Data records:

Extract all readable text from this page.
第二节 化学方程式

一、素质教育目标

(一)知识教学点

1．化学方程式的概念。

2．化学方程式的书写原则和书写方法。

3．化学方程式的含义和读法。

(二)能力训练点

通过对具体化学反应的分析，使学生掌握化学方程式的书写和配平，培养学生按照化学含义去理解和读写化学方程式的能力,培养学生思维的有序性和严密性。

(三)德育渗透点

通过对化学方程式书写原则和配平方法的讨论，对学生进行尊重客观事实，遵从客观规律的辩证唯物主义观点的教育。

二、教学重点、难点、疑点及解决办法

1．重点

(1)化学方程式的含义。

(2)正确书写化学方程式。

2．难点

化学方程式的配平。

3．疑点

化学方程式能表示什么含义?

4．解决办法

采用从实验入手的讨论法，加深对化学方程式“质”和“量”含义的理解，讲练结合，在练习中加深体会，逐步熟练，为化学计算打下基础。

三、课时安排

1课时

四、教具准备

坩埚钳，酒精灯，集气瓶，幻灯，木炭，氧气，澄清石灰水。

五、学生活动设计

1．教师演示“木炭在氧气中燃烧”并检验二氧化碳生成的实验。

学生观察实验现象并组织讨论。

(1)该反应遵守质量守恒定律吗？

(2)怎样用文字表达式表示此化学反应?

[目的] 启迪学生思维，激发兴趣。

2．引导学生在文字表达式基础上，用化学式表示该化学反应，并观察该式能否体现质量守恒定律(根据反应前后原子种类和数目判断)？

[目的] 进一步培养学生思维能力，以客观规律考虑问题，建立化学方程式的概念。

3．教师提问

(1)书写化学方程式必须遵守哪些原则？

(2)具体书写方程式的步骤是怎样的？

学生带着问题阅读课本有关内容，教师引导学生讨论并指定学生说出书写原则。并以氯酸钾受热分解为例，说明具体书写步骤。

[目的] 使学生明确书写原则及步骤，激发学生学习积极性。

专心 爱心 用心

YOUR OBJECTIVE:
Every record above should be output exactly.

RESULT:
Extract all readable text from this page.
第二节 化学方程式

一、素质教育目标

(一)知识教学点

1．化学方程式的概念。

2．化学方程式的书写原则和书写方法。

3．化学方程式的含义和读法。

(二)能力训练点

通过对具体化学反应的分析，使学生掌握化学方程式的书写和配平，培养学生按照化学含义去理解和读写化学方程式的能力,培养学生思维的有序性和严密性。

(三)德育渗透点

通过对化学方程式书写原则和配平方法的讨论，对学生进行尊重客观事实，遵从客观规律的辩证唯物主义观点的教育。

二、教学重点、难点、疑点及解决办法

1．重点

(1)化学方程式的含义。

(2)正确书写化学方程式。

2．难点

化学方程式的配平。

3．疑点

化学方程式能表示什么含义?

4．解决办法

采用从实验入手的讨论法，加深对化学方程式“质”和“量”含义的理解，讲练结合，在练习中加深体会，逐步熟练，为化学计算打下基础。

三、课时安排

1课时

四、教具准备

坩埚钳，酒精灯，集气瓶，幻灯，木炭，氧气，澄清石灰水。

五、学生活动设计

1．教师演示“木炭在氧气中燃烧”并检验二氧化碳生成的实验。

学生观察实验现象并组织讨论。

(1)该反应遵守质量守恒定律吗？

(2)怎样用文字表达式表示此化学反应?

[目的] 启迪学生思维，激发兴趣。

2．引导学生在文字表达式基础上，用化学式表示该化学反应，并观察该式能否体现质量守恒定律(根据反应前后原子种类和数目判断)？

[目的] 进一步培养学生思维能力，以客观规律考虑问题，建立化学方程式的概念。

3．教师提问

(1)书写化学方程式必须遵守哪些原则？

(2)具体书写方程式的步骤是怎样的？

学生带着问题阅读课本有关内容，教师引导学生讨论并指定学生说出书写原则。并以氯酸钾受热分解为例，说明具体书写步骤。

[目的] 使学生明确书写原则及步骤，激发学生学习积极性。

专心 爱心 用心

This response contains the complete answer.